* _Dataset items_:
----------------------------------------

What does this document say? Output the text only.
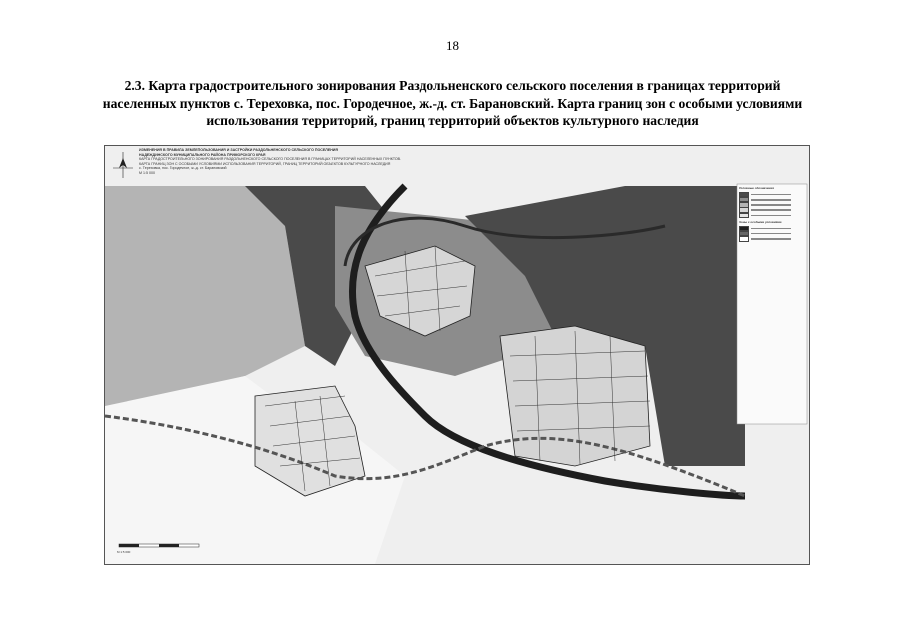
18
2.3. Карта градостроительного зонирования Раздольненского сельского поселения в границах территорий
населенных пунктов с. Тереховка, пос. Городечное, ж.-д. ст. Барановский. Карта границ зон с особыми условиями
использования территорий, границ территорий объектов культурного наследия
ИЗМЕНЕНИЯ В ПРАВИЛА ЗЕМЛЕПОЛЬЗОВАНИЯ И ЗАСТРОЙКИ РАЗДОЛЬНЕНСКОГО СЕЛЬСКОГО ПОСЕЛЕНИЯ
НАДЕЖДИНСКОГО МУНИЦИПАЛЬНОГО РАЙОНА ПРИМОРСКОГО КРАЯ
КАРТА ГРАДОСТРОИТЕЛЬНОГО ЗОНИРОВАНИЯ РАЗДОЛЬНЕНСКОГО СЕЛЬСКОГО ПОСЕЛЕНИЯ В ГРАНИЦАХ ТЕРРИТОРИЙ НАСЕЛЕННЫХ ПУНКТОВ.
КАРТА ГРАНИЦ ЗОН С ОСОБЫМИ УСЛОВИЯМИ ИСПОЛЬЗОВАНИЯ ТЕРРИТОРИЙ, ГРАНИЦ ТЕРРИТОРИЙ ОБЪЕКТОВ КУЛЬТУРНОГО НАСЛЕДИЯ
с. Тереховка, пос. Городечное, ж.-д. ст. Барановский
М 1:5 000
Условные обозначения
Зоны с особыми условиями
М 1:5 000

----------------------------------------

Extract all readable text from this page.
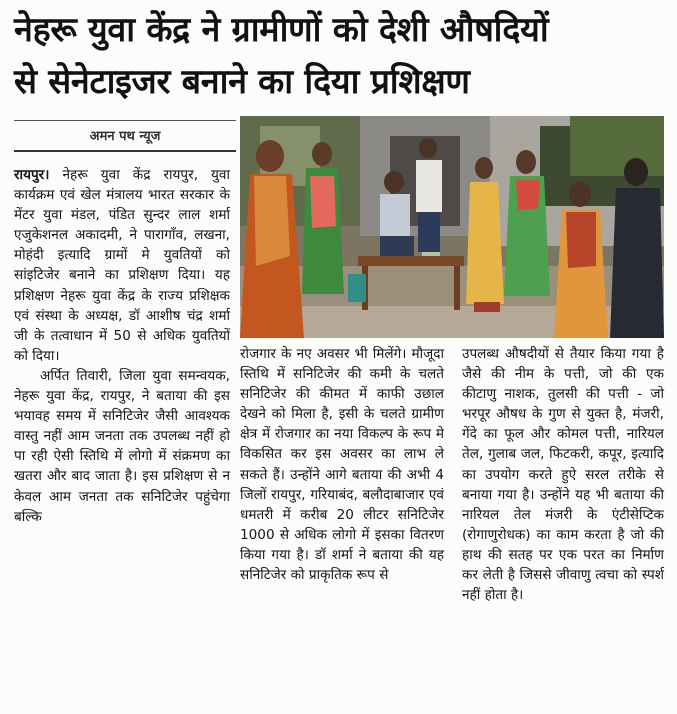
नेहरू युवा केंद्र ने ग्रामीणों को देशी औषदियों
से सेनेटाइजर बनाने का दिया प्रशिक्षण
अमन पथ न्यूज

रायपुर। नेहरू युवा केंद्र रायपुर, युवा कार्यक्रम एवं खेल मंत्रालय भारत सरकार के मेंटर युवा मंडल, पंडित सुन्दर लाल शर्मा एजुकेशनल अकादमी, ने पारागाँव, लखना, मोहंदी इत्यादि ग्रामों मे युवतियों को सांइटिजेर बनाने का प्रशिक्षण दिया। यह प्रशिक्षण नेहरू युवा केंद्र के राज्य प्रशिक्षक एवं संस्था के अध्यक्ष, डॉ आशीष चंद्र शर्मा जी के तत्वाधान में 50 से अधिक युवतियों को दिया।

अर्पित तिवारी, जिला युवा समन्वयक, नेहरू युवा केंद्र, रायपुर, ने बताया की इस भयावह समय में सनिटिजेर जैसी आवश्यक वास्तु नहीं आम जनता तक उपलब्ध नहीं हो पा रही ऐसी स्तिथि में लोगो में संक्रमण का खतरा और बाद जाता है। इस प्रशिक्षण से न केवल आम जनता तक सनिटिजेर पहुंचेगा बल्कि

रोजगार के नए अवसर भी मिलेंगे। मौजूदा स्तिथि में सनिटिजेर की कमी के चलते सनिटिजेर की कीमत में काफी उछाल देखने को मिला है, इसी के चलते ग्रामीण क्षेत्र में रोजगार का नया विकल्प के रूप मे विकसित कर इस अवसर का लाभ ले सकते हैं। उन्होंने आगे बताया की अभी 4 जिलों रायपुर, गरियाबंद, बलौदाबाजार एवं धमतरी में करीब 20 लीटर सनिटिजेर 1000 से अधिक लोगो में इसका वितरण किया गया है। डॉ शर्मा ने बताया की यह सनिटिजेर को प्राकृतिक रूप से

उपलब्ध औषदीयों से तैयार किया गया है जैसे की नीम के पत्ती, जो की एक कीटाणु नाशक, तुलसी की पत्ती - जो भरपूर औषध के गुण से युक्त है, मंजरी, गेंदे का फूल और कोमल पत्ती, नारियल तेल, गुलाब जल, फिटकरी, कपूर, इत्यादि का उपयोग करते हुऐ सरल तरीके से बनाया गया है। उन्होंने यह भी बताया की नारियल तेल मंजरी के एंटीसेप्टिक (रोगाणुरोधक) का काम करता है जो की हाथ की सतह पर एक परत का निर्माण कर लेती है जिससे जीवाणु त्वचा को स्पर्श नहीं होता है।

----------------------------------------

* _Set problem_: Of the lines in this material, state how many hold the string "Тереховка". Write no other words.

* _Written solution_: 2